**OBJECTIVE:** Every line of the data must be copied exactly.

-----

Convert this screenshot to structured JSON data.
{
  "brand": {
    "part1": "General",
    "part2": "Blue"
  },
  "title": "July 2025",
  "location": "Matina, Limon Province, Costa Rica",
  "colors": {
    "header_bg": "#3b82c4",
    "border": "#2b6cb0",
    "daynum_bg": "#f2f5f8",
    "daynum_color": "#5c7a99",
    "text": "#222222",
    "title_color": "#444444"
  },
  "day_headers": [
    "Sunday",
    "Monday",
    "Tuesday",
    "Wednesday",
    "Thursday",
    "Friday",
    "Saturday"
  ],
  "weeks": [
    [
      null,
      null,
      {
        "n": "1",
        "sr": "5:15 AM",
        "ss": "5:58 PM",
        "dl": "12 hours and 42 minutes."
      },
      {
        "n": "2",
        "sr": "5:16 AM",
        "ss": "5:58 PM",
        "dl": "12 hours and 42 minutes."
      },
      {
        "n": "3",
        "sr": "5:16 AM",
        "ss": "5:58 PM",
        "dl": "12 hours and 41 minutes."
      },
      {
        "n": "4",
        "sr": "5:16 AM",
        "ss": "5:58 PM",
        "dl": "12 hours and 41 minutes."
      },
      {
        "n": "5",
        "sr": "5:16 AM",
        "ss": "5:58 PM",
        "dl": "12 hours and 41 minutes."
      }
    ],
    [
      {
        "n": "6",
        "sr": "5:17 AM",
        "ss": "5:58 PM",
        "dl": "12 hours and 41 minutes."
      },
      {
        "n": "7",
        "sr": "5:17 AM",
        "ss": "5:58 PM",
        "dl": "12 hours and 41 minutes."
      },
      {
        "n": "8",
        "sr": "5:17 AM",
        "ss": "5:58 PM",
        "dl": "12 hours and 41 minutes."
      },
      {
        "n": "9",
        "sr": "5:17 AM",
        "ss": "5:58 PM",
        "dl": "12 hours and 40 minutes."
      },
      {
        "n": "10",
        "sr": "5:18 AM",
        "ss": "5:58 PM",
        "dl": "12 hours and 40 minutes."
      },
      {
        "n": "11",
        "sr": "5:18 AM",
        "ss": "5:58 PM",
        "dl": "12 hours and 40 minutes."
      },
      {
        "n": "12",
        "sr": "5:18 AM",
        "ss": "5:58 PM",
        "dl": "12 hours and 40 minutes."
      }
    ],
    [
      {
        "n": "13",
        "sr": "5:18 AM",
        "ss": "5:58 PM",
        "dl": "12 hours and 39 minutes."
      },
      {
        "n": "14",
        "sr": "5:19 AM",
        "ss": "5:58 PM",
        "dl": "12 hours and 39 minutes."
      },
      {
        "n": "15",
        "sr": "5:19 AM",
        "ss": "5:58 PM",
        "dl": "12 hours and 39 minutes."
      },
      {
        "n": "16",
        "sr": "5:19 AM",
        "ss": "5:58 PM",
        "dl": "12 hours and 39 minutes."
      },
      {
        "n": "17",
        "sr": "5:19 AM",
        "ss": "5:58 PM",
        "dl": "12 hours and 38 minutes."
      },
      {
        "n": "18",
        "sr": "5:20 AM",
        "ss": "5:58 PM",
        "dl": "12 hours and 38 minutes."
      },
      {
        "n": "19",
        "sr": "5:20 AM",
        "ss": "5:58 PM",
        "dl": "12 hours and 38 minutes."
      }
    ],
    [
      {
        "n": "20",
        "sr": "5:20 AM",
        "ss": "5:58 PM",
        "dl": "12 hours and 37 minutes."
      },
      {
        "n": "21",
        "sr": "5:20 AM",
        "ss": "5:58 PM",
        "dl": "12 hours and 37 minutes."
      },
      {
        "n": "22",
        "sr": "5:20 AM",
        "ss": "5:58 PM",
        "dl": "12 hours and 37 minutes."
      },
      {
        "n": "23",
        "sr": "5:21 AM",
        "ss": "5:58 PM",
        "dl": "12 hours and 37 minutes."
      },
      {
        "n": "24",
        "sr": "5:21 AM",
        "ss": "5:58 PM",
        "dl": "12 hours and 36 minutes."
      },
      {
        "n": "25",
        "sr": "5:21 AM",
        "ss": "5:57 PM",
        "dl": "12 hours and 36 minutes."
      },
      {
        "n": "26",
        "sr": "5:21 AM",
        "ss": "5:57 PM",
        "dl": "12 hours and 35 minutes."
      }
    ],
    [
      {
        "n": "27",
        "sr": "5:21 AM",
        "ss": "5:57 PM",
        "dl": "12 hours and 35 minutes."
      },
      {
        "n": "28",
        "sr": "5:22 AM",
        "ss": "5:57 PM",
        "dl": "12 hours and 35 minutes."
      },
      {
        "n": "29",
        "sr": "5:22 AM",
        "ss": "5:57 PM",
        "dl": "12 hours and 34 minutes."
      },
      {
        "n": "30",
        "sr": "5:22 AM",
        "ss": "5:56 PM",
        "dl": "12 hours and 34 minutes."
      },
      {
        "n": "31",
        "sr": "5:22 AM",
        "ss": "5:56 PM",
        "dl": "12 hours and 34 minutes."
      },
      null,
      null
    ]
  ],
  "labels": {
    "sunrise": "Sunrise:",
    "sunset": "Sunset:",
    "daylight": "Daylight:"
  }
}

-----

**EXERCISE ANSWER:**
Convert this screenshot to structured JSON data.
{
  "brand": {
    "part1": "General",
    "part2": "Blue"
  },
  "title": "July 2025",
  "location": "Matina, Limon Province, Costa Rica",
  "colors": {
    "header_bg": "#3b82c4",
    "border": "#2b6cb0",
    "daynum_bg": "#f2f5f8",
    "daynum_color": "#5c7a99",
    "text": "#222222",
    "title_color": "#444444"
  },
  "day_headers": [
    "Sunday",
    "Monday",
    "Tuesday",
    "Wednesday",
    "Thursday",
    "Friday",
    "Saturday"
  ],
  "weeks": [
    [
      null,
      null,
      {
        "n": "1",
        "sr": "5:15 AM",
        "ss": "5:58 PM",
        "dl": "12 hours and 42 minutes."
      },
      {
        "n": "2",
        "sr": "5:16 AM",
        "ss": "5:58 PM",
        "dl": "12 hours and 42 minutes."
      },
      {
        "n": "3",
        "sr": "5:16 AM",
        "ss": "5:58 PM",
        "dl": "12 hours and 41 minutes."
      },
      {
        "n": "4",
        "sr": "5:16 AM",
        "ss": "5:58 PM",
        "dl": "12 hours and 41 minutes."
      },
      {
        "n": "5",
        "sr": "5:16 AM",
        "ss": "5:58 PM",
        "dl": "12 hours and 41 minutes."
      }
    ],
    [
      {
        "n": "6",
        "sr": "5:17 AM",
        "ss": "5:58 PM",
        "dl": "12 hours and 41 minutes."
      },
      {
        "n": "7",
        "sr": "5:17 AM",
        "ss": "5:58 PM",
        "dl": "12 hours and 41 minutes."
      },
      {
        "n": "8",
        "sr": "5:17 AM",
        "ss": "5:58 PM",
        "dl": "12 hours and 41 minutes."
      },
      {
        "n": "9",
        "sr": "5:17 AM",
        "ss": "5:58 PM",
        "dl": "12 hours and 40 minutes."
      },
      {
        "n": "10",
        "sr": "5:18 AM",
        "ss": "5:58 PM",
        "dl": "12 hours and 40 minutes."
      },
      {
        "n": "11",
        "sr": "5:18 AM",
        "ss": "5:58 PM",
        "dl": "12 hours and 40 minutes."
      },
      {
        "n": "12",
        "sr": "5:18 AM",
        "ss": "5:58 PM",
        "dl": "12 hours and 40 minutes."
      }
    ],
    [
      {
        "n": "13",
        "sr": "5:18 AM",
        "ss": "5:58 PM",
        "dl": "12 hours and 39 minutes."
      },
      {
        "n": "14",
        "sr": "5:19 AM",
        "ss": "5:58 PM",
        "dl": "12 hours and 39 minutes."
      },
      {
        "n": "15",
        "sr": "5:19 AM",
        "ss": "5:58 PM",
        "dl": "12 hours and 39 minutes."
      },
      {
        "n": "16",
        "sr": "5:19 AM",
        "ss": "5:58 PM",
        "dl": "12 hours and 39 minutes."
      },
      {
        "n": "17",
        "sr": "5:19 AM",
        "ss": "5:58 PM",
        "dl": "12 hours and 38 minutes."
      },
      {
        "n": "18",
        "sr": "5:20 AM",
        "ss": "5:58 PM",
        "dl": "12 hours and 38 minutes."
      },
      {
        "n": "19",
        "sr": "5:20 AM",
        "ss": "5:58 PM",
        "dl": "12 hours and 38 minutes."
      }
    ],
    [
      {
        "n": "20",
        "sr": "5:20 AM",
        "ss": "5:58 PM",
        "dl": "12 hours and 37 minutes."
      },
      {
        "n": "21",
        "sr": "5:20 AM",
        "ss": "5:58 PM",
        "dl": "12 hours and 37 minutes."
      },
      {
        "n": "22",
        "sr": "5:20 AM",
        "ss": "5:58 PM",
        "dl": "12 hours and 37 minutes."
      },
      {
        "n": "23",
        "sr": "5:21 AM",
        "ss": "5:58 PM",
        "dl": "12 hours and 37 minutes."
      },
      {
        "n": "24",
        "sr": "5:21 AM",
        "ss": "5:58 PM",
        "dl": "12 hours and 36 minutes."
      },
      {
        "n": "25",
        "sr": "5:21 AM",
        "ss": "5:57 PM",
        "dl": "12 hours and 36 minutes."
      },
      {
        "n": "26",
        "sr": "5:21 AM",
        "ss": "5:57 PM",
        "dl": "12 hours and 35 minutes."
      }
    ],
    [
      {
        "n": "27",
        "sr": "5:21 AM",
        "ss": "5:57 PM",
        "dl": "12 hours and 35 minutes."
      },
      {
        "n": "28",
        "sr": "5:22 AM",
        "ss": "5:57 PM",
        "dl": "12 hours and 35 minutes."
      },
      {
        "n": "29",
        "sr": "5:22 AM",
        "ss": "5:57 PM",
        "dl": "12 hours and 34 minutes."
      },
      {
        "n": "30",
        "sr": "5:22 AM",
        "ss": "5:56 PM",
        "dl": "12 hours and 34 minutes."
      },
      {
        "n": "31",
        "sr": "5:22 AM",
        "ss": "5:56 PM",
        "dl": "12 hours and 34 minutes."
      },
      null,
      null
    ]
  ],
  "labels": {
    "sunrise": "Sunrise:",
    "sunset": "Sunset:",
    "daylight": "Daylight:"
  }
}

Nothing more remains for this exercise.